> Written instruction
Below are the records; copy each line in them that holds the word "JSON".

> Source material

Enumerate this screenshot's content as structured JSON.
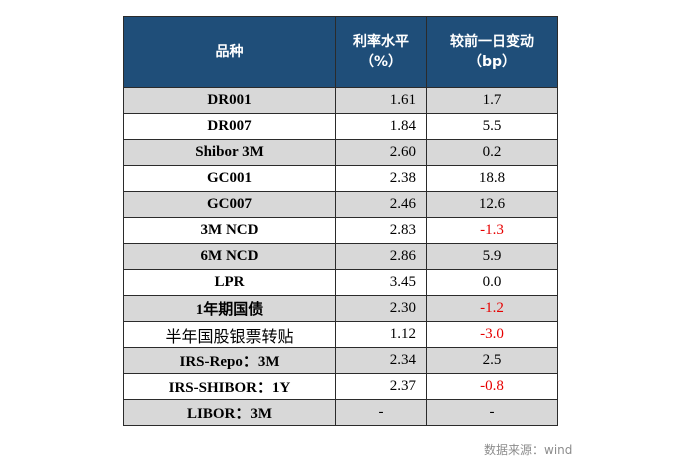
{
  "table": {
    "headers": {
      "name": "品种",
      "rate_line1": "利率水平",
      "rate_line2": "（%）",
      "change_line1": "较前一日变动",
      "change_line2": "（bp）"
    },
    "rows": [
      {
        "name": "DR001",
        "rate": "1.61",
        "change": "1.7",
        "negative": false
      },
      {
        "name": "DR007",
        "rate": "1.84",
        "change": "5.5",
        "negative": false
      },
      {
        "name": "Shibor 3M",
        "rate": "2.60",
        "change": "0.2",
        "negative": false
      },
      {
        "name": "GC001",
        "rate": "2.38",
        "change": "18.8",
        "negative": false
      },
      {
        "name": "GC007",
        "rate": "2.46",
        "change": "12.6",
        "negative": false
      },
      {
        "name": "3M NCD",
        "rate": "2.83",
        "change": "-1.3",
        "negative": true
      },
      {
        "name": "6M NCD",
        "rate": "2.86",
        "change": "5.9",
        "negative": false
      },
      {
        "name": "LPR",
        "rate": "3.45",
        "change": "0.0",
        "negative": false
      },
      {
        "name": "1年期国债",
        "rate": "2.30",
        "change": "-1.2",
        "negative": true
      },
      {
        "name": "半年国股银票转贴",
        "rate": "1.12",
        "change": "-3.0",
        "negative": true
      },
      {
        "name": "IRS-Repo：3M",
        "rate": "2.34",
        "change": "2.5",
        "negative": false
      },
      {
        "name": "IRS-SHIBOR：1Y",
        "rate": "2.37",
        "change": "-0.8",
        "negative": true
      },
      {
        "name": "LIBOR：3M",
        "rate": "-",
        "change": "-",
        "negative": false
      }
    ]
  },
  "source": "数据来源：wind",
  "colors": {
    "header_bg": "#1f4e79",
    "shade_row": "#d8d8d8",
    "negative": "#e60000"
  }
}
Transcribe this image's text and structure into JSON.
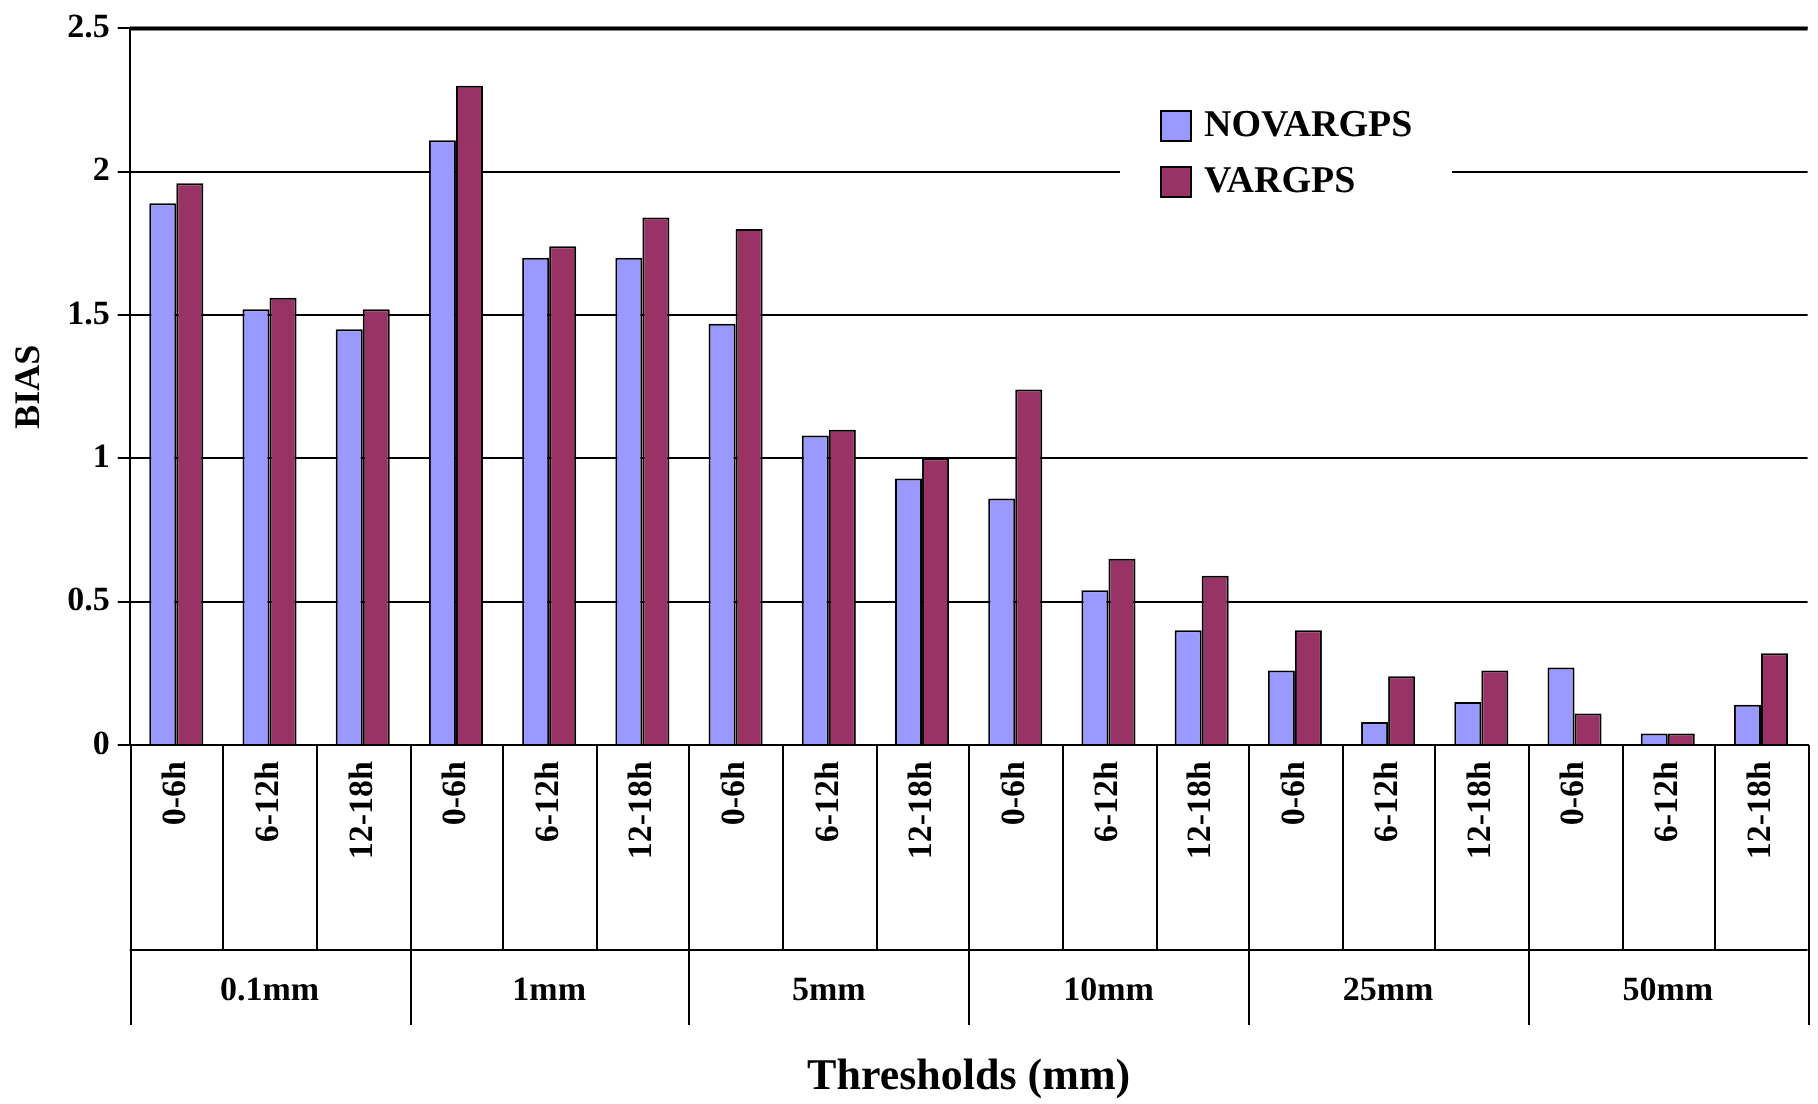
{
  "chart_data": {
    "type": "bar",
    "xlabel": "Thresholds (mm)",
    "ylabel": "BIAS",
    "categories": [
      "0-6h",
      "6-12h",
      "12-18h",
      "0-6h",
      "6-12h",
      "12-18h",
      "0-6h",
      "6-12h",
      "12-18h",
      "0-6h",
      "6-12h",
      "12-18h",
      "0-6h",
      "6-12h",
      "12-18h",
      "0-6h",
      "6-12h",
      "12-18h"
    ],
    "annotations": [
      "0.1mm",
      "1mm",
      "5mm",
      "10mm",
      "25mm",
      "50mm"
    ],
    "series": [
      {
        "name": "NOVARGPS",
        "color": "#9999ff",
        "values": [
          1.89,
          1.52,
          1.45,
          2.11,
          1.7,
          1.7,
          1.47,
          1.08,
          0.93,
          0.86,
          0.54,
          0.4,
          0.26,
          0.08,
          0.15,
          0.27,
          0.04,
          0.14
        ]
      },
      {
        "name": "VARGPS",
        "color": "#993366",
        "values": [
          1.96,
          1.56,
          1.52,
          2.3,
          1.74,
          1.84,
          1.8,
          1.1,
          1.0,
          1.24,
          0.65,
          0.59,
          0.4,
          0.24,
          0.26,
          0.11,
          0.04,
          0.32
        ]
      }
    ],
    "ylim": [
      0,
      2.5
    ],
    "yticks": [
      0,
      0.5,
      1,
      1.5,
      2,
      2.5
    ],
    "grid": "y",
    "legend": "top"
  }
}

> Exercise solution
Enumerate this screenshot's content as structured JSON.
Transcribe this image's text and structure into JSON.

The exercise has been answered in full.